### Given instruction
Write the records below out in full, character for character, with no pictures.

### Dataset entries
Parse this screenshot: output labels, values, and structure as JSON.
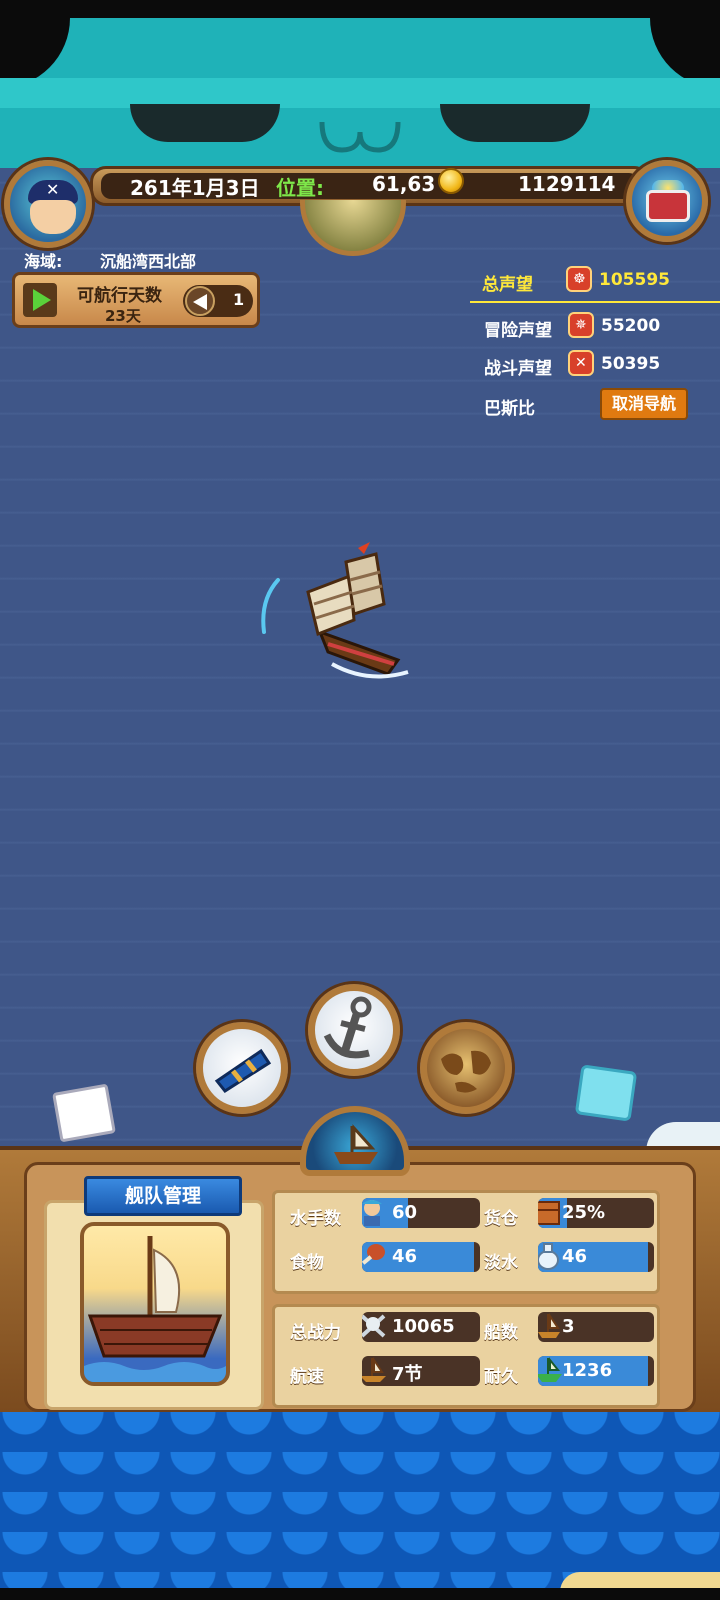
{
  "header": {
    "date": "261年1月3日",
    "position_label": "位置:",
    "position_value": "61,63",
    "gold": "1129114"
  },
  "sea_area": {
    "label": "海域:",
    "value": "沉船湾西北部"
  },
  "voyage": {
    "days_title": "可航行天数",
    "days_value": "23天",
    "speed_value": "1"
  },
  "reputation": {
    "total_label": "总声望",
    "total_value": "105595",
    "adventure_label": "冒险声望",
    "adventure_value": "55200",
    "battle_label": "战斗声望",
    "battle_value": "50395"
  },
  "navigation": {
    "port_name": "巴斯比",
    "cancel_label": "取消导航"
  },
  "fleet": {
    "title": "舰队管理",
    "stats": {
      "sailors_label": "水手数",
      "sailors_value": "60",
      "cargo_label": "货仓",
      "cargo_value": "25%",
      "cargo_fill": 0.25,
      "food_label": "食物",
      "food_value": "46",
      "water_label": "淡水",
      "water_value": "46",
      "power_label": "总战力",
      "power_value": "10065",
      "ships_label": "船数",
      "ships_value": "3",
      "speed_label": "航速",
      "speed_value": "7节",
      "durability_label": "耐久",
      "durability_value": "1236"
    }
  },
  "icons": {
    "avatar": "pirate-avatar-icon",
    "chest": "treasure-chest-icon",
    "globe": "globe-icon",
    "coin": "gold-coin-icon",
    "telescope": "telescope-icon",
    "anchor": "anchor-icon",
    "map": "world-map-icon",
    "helm": "ship-helm-icon"
  },
  "colors": {
    "sea": "#3f5688",
    "highlight_yellow": "#ffe83a",
    "cancel_button": "#e07a10",
    "bar_fill": "#3a8ad8"
  }
}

### Task solution
Parse this screenshot: output labels, values, and structure as JSON.
{
  "header": {
    "date": "261年1月3日",
    "position_label": "位置:",
    "position_value": "61,63",
    "gold": "1129114"
  },
  "sea_area": {
    "label": "海域:",
    "value": "沉船湾西北部"
  },
  "voyage": {
    "days_title": "可航行天数",
    "days_value": "23天",
    "speed_value": "1"
  },
  "reputation": {
    "total_label": "总声望",
    "total_value": "105595",
    "adventure_label": "冒险声望",
    "adventure_value": "55200",
    "battle_label": "战斗声望",
    "battle_value": "50395"
  },
  "navigation": {
    "port_name": "巴斯比",
    "cancel_label": "取消导航"
  },
  "fleet": {
    "title": "舰队管理",
    "stats": {
      "sailors_label": "水手数",
      "sailors_value": "60",
      "cargo_label": "货仓",
      "cargo_value": "25%",
      "cargo_fill": 0.25,
      "food_label": "食物",
      "food_value": "46",
      "water_label": "淡水",
      "water_value": "46",
      "power_label": "总战力",
      "power_value": "10065",
      "ships_label": "船数",
      "ships_value": "3",
      "speed_label": "航速",
      "speed_value": "7节",
      "durability_label": "耐久",
      "durability_value": "1236"
    }
  },
  "icons": {
    "avatar": "pirate-avatar-icon",
    "chest": "treasure-chest-icon",
    "globe": "globe-icon",
    "coin": "gold-coin-icon",
    "telescope": "telescope-icon",
    "anchor": "anchor-icon",
    "map": "world-map-icon",
    "helm": "ship-helm-icon"
  },
  "colors": {
    "sea": "#3f5688",
    "highlight_yellow": "#ffe83a",
    "cancel_button": "#e07a10",
    "bar_fill": "#3a8ad8"
  }
}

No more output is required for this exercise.